__EXTRACTED MATERIAL__

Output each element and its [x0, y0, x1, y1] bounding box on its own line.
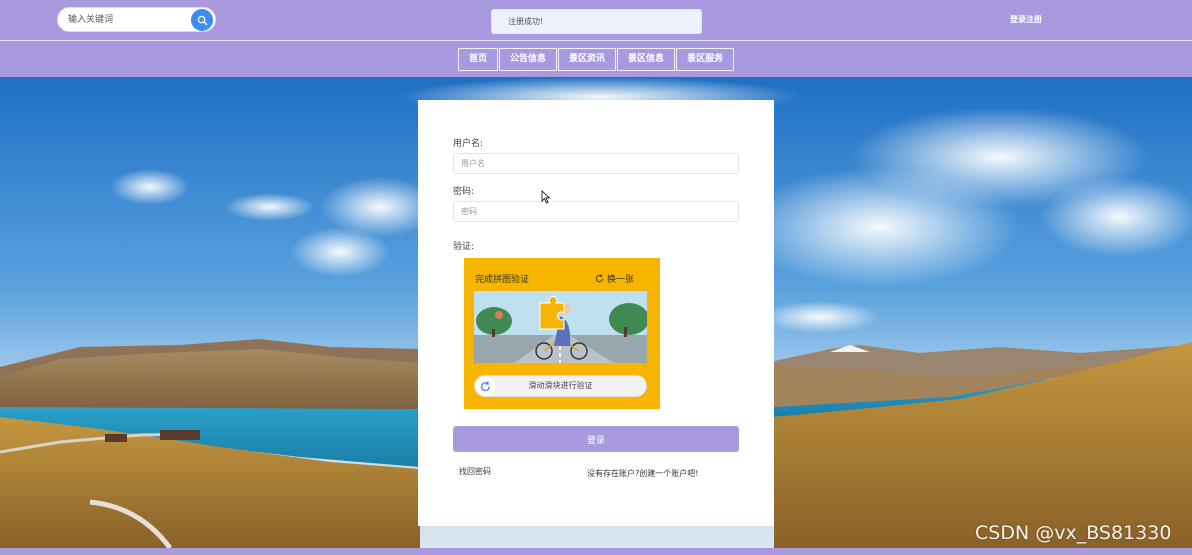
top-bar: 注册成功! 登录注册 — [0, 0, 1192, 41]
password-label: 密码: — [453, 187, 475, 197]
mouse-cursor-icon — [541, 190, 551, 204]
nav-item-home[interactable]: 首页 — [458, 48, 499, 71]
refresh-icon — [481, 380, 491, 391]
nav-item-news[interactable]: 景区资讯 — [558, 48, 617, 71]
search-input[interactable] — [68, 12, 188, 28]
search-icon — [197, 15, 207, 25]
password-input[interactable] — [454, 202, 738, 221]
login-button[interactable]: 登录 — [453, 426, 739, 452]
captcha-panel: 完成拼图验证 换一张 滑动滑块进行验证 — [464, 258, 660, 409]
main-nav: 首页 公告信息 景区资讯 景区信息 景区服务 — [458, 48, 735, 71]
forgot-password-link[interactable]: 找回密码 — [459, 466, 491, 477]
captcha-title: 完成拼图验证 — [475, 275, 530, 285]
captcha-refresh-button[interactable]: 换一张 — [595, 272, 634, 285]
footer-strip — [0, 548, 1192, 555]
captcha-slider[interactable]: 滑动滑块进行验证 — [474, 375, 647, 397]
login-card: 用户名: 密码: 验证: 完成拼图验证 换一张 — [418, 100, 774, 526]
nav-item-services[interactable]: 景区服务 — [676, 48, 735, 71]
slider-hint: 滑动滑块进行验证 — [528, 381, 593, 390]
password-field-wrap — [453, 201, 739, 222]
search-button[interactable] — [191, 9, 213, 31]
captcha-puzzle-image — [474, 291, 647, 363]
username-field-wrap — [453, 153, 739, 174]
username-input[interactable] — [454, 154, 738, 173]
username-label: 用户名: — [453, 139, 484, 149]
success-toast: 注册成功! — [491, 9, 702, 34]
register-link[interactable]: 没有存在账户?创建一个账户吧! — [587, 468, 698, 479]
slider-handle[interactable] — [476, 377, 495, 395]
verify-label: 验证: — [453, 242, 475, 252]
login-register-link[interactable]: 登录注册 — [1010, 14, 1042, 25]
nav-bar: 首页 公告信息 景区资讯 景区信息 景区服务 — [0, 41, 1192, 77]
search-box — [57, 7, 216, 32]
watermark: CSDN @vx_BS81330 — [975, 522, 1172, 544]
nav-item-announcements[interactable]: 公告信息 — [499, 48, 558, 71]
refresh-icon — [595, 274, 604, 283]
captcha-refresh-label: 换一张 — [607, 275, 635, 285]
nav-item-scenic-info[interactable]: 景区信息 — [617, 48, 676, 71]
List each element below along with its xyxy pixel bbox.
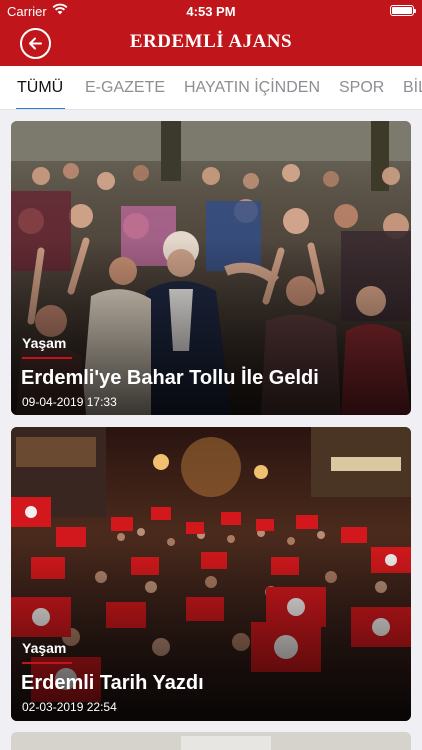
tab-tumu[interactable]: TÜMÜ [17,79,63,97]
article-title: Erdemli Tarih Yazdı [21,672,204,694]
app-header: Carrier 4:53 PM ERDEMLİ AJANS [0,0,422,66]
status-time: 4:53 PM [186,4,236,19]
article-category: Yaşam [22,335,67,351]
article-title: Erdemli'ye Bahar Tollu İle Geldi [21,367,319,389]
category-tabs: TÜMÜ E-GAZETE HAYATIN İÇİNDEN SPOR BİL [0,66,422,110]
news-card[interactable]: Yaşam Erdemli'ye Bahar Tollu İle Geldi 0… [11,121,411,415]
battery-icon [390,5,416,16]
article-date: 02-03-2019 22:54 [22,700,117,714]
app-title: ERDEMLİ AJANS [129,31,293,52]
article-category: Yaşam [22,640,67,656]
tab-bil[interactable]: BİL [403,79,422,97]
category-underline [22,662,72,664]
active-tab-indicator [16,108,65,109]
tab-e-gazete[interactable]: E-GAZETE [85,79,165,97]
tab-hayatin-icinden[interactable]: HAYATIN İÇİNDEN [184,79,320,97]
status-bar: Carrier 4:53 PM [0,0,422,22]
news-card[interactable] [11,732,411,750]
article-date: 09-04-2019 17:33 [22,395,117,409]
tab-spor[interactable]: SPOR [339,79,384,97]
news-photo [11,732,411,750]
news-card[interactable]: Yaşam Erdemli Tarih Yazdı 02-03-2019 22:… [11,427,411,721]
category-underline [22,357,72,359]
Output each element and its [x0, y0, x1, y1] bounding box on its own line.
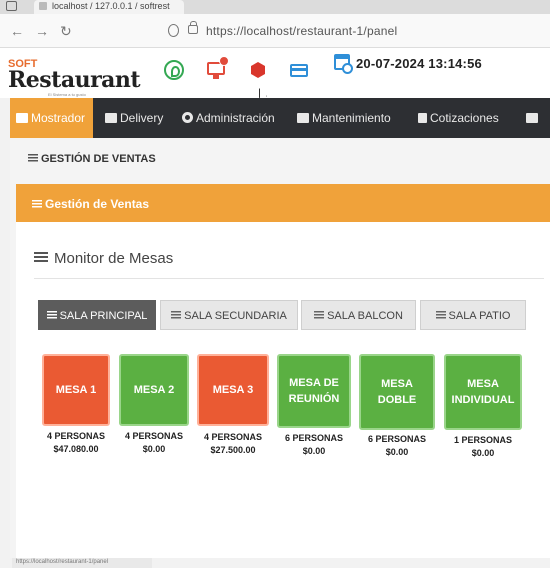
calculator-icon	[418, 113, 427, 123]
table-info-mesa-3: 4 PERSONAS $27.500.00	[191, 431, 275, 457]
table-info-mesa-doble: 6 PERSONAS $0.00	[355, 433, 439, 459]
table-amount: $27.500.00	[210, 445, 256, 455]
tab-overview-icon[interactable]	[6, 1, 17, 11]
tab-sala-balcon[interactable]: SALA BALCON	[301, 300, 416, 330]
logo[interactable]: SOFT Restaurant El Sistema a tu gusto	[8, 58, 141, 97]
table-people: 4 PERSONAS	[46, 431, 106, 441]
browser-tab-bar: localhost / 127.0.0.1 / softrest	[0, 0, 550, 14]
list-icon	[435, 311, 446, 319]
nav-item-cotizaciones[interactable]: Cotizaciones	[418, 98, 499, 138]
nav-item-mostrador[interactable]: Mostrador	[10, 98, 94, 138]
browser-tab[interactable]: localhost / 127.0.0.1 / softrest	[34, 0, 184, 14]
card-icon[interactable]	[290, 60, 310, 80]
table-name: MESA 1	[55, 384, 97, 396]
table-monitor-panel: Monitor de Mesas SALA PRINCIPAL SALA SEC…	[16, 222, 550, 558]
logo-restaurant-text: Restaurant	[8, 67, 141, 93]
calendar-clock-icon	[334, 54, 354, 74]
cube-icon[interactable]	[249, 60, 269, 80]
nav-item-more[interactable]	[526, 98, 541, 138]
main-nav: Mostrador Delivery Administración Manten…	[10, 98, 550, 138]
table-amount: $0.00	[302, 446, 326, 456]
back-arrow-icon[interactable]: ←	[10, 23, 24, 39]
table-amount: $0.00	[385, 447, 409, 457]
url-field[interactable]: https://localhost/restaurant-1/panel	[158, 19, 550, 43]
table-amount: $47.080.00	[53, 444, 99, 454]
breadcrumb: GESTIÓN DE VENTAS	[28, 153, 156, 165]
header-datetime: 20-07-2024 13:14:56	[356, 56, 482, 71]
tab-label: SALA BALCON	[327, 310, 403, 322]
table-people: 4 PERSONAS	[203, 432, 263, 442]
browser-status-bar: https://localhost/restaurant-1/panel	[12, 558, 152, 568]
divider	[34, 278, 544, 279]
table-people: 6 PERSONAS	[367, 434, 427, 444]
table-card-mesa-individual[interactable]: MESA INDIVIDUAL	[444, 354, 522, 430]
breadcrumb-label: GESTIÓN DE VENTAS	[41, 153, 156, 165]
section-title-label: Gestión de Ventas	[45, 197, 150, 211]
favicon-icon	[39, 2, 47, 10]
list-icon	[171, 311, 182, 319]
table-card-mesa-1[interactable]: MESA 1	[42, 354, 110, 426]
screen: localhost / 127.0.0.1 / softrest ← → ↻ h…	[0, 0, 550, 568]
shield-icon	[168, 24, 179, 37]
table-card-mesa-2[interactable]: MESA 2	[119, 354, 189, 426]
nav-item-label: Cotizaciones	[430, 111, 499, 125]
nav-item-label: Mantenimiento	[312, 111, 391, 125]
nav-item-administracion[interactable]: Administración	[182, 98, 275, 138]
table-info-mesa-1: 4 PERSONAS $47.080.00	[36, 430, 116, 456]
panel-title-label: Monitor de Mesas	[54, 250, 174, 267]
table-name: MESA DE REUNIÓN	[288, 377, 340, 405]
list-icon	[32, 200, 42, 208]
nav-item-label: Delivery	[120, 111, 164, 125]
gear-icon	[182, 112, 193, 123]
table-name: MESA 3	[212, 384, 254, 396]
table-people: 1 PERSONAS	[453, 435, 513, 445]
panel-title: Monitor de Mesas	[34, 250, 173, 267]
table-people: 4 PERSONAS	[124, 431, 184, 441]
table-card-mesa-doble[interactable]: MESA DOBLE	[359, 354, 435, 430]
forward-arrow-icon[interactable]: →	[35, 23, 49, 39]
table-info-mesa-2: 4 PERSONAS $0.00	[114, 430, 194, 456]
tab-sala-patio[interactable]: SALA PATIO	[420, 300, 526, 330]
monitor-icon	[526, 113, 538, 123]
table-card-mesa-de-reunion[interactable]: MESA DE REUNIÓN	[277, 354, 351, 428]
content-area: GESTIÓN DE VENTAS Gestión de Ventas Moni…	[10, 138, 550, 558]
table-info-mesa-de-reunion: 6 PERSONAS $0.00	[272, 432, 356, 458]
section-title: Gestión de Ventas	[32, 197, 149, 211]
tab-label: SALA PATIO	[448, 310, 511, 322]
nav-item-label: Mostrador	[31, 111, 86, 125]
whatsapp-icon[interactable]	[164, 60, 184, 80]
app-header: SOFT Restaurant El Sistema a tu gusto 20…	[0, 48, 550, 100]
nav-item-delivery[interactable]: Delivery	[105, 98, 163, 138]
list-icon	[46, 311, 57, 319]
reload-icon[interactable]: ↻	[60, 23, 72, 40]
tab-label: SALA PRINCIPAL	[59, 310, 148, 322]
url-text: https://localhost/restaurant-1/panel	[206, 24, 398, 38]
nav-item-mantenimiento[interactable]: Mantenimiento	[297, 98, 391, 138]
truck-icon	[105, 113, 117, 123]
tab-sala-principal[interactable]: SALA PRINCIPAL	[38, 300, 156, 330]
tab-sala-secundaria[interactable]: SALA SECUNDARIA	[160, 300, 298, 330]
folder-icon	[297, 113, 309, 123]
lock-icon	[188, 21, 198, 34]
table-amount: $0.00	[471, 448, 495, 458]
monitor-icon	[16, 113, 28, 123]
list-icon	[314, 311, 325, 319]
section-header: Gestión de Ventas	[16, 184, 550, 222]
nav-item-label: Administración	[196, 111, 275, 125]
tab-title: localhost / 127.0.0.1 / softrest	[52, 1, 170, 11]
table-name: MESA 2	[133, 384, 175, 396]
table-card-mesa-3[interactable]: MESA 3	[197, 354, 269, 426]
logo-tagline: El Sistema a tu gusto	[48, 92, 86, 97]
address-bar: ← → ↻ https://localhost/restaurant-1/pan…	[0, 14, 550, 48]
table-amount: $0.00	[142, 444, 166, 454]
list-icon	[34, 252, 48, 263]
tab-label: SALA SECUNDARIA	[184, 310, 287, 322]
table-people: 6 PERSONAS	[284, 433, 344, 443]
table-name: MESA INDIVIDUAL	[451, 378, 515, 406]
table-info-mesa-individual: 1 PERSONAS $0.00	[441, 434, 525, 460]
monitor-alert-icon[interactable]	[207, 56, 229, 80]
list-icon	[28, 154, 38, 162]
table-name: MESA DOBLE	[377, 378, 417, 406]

==

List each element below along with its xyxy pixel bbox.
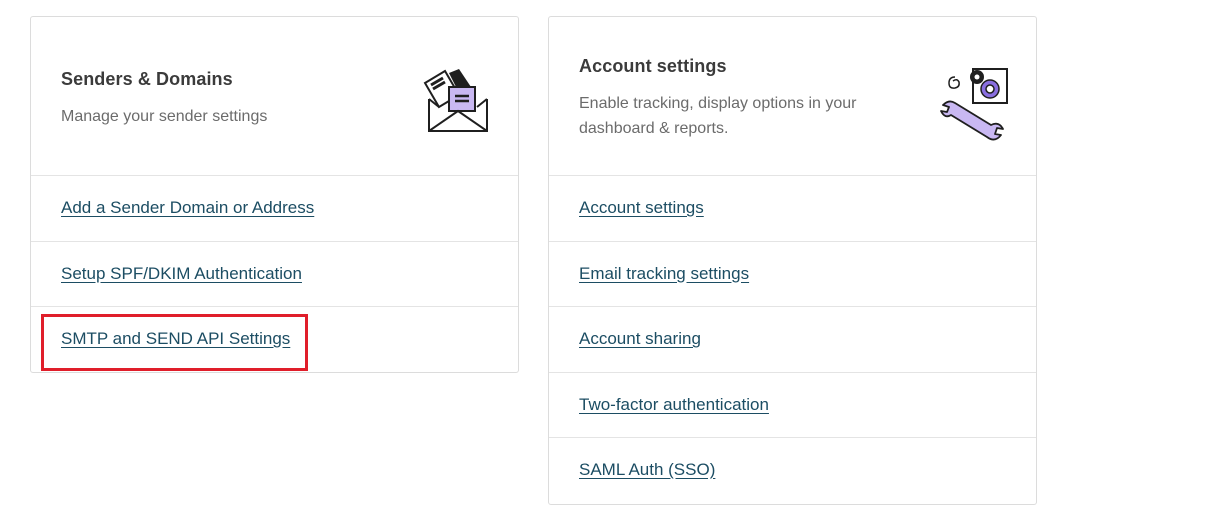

__INSTRUCTIONS TO FOLLOW__
Report every line of the material that contains the string "Administración", copying each one in full.

__REPLY__
main-nav: Mostrador Delivery Administración Manten…	[10, 98, 550, 138]
nav-item-administracion[interactable]: Administración	[182, 98, 275, 138]
nav-item-label: Administración	[196, 111, 275, 125]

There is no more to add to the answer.